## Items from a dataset
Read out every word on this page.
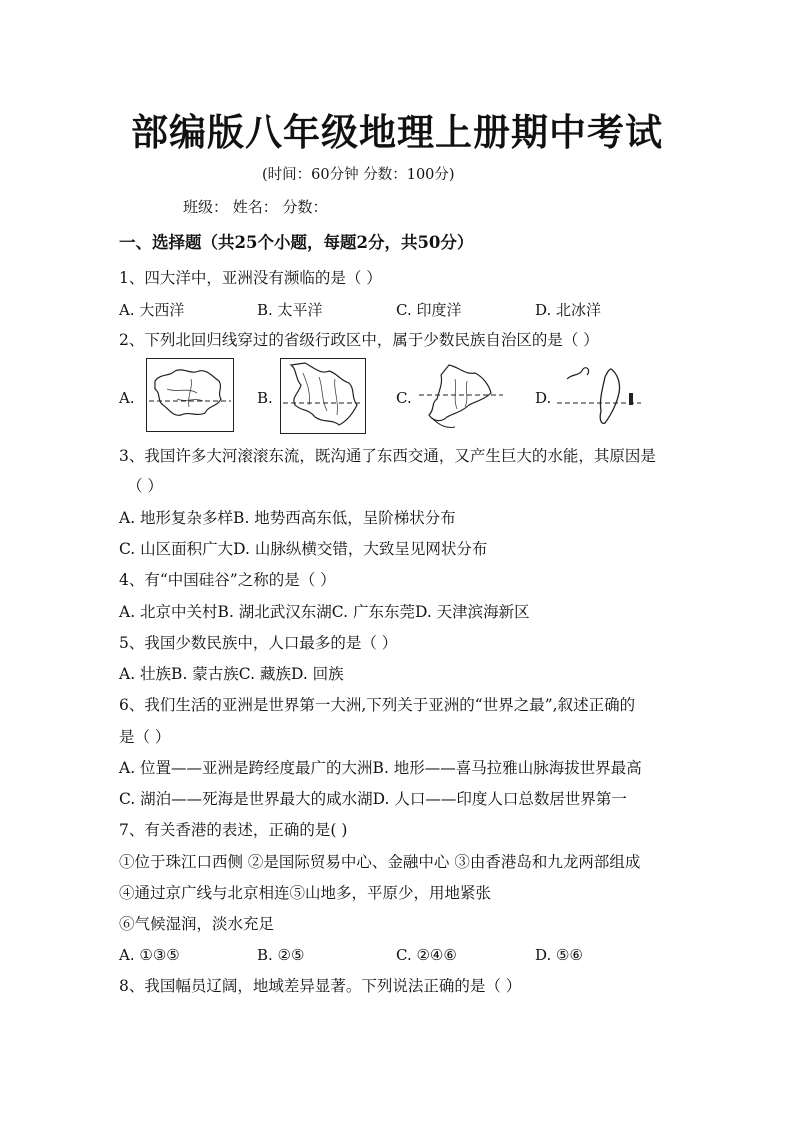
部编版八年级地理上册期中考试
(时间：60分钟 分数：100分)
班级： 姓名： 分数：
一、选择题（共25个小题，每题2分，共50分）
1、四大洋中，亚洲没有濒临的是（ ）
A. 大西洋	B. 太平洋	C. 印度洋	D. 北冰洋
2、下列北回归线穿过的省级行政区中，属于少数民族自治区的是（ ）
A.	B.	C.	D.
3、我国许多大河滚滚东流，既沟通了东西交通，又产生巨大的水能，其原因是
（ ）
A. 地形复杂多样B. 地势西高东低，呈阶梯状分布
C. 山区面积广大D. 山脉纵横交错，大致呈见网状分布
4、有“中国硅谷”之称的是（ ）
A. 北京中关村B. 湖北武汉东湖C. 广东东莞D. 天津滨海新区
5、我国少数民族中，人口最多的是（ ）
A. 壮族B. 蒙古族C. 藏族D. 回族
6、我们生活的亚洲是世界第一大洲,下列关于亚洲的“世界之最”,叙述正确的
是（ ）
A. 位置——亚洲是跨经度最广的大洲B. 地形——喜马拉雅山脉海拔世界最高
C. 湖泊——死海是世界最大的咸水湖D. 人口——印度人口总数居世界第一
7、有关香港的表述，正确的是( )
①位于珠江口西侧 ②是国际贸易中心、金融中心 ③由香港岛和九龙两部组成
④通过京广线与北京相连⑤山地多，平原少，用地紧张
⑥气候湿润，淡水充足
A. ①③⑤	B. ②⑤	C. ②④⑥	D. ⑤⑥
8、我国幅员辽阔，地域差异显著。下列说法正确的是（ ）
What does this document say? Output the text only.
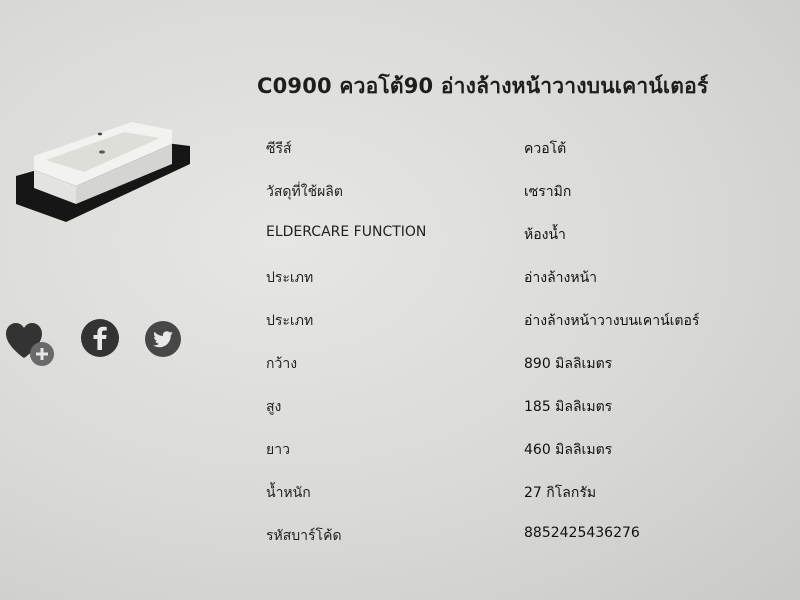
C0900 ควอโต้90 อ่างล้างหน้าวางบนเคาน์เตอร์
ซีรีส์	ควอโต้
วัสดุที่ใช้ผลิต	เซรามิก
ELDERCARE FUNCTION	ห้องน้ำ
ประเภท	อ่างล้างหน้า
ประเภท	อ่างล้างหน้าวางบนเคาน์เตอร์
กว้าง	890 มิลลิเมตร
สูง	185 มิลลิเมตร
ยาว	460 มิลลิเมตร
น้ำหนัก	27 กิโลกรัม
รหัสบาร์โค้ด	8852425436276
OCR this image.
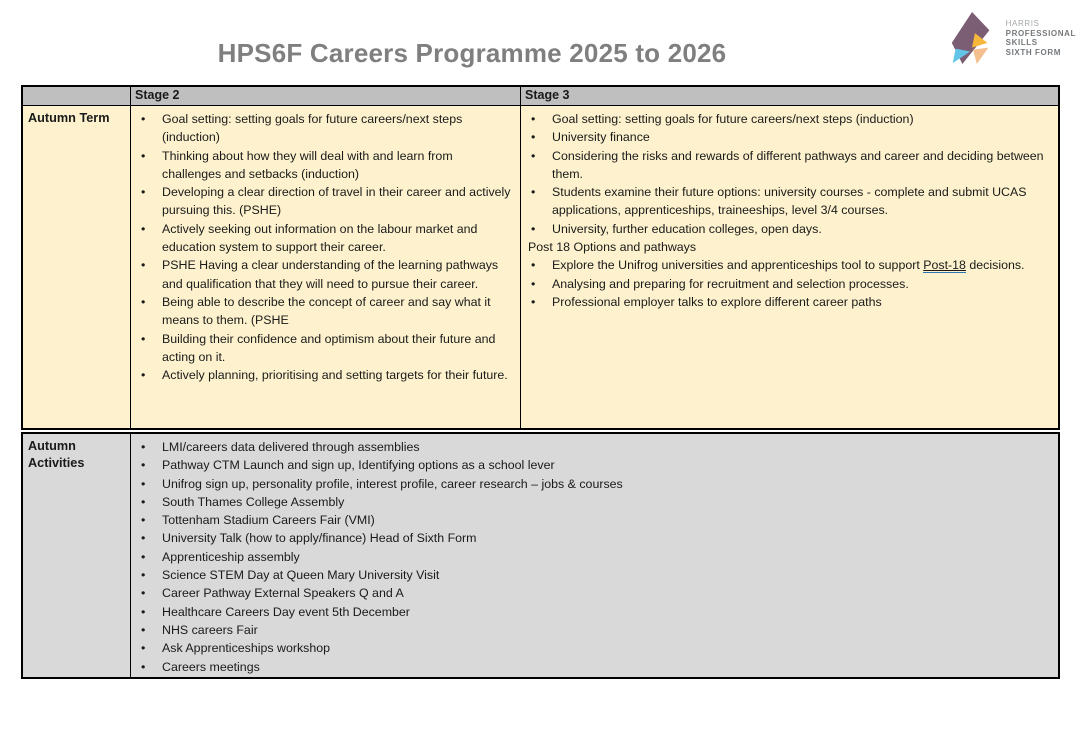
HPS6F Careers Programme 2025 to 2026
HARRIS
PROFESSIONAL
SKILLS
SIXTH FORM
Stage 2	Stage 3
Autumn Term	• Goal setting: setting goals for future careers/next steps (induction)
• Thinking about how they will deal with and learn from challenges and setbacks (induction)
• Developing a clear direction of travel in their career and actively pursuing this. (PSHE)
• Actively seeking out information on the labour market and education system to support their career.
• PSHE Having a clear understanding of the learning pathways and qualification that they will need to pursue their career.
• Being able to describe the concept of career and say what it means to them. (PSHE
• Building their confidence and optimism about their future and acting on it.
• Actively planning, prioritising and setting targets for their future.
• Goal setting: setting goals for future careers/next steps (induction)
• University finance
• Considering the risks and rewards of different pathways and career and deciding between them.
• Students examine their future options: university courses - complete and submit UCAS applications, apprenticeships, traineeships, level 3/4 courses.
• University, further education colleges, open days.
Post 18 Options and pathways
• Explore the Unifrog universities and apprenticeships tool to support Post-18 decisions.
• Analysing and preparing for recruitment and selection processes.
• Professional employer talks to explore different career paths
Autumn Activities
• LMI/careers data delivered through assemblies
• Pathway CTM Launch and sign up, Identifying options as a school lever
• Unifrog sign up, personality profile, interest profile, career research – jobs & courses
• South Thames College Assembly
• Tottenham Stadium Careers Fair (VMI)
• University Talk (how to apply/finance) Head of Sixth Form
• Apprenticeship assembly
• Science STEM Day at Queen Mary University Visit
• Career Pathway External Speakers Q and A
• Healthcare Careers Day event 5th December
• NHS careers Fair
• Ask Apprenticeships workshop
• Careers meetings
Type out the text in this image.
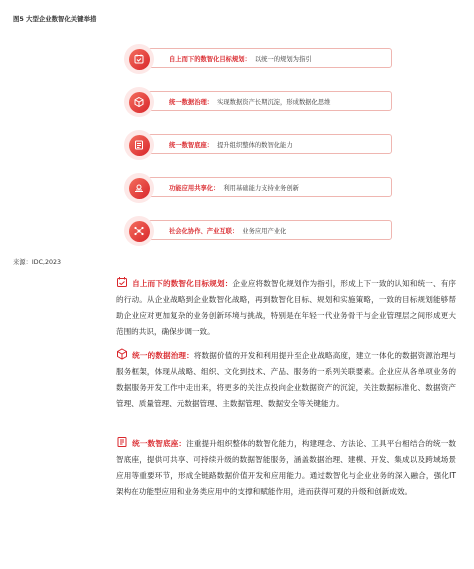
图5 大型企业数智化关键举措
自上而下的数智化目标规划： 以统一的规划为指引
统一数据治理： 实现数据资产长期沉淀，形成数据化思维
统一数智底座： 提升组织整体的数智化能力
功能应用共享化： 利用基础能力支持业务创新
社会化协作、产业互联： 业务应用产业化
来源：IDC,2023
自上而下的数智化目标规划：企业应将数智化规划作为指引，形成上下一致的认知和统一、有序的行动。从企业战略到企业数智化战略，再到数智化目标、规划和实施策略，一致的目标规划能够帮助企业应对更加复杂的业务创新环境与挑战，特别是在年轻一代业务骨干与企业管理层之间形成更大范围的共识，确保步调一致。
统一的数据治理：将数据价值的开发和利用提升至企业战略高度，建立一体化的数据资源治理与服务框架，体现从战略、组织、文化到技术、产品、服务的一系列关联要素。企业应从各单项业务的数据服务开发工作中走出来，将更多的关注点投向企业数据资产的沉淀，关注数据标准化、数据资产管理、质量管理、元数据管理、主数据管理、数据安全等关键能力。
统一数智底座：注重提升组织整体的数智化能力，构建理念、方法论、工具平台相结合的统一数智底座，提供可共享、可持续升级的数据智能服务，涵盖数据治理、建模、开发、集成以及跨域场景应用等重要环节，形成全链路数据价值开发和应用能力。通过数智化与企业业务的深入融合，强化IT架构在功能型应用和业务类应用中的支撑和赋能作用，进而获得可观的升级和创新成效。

## Directions for this task
Return every line in the listing that contains the word "they".

## Response for this exercise
• Thinking about how they will deal with and learn from challenges and setbacks (induction)
• PSHE Having a clear understanding of the learning pathways and qualification that they will need to pursue their career.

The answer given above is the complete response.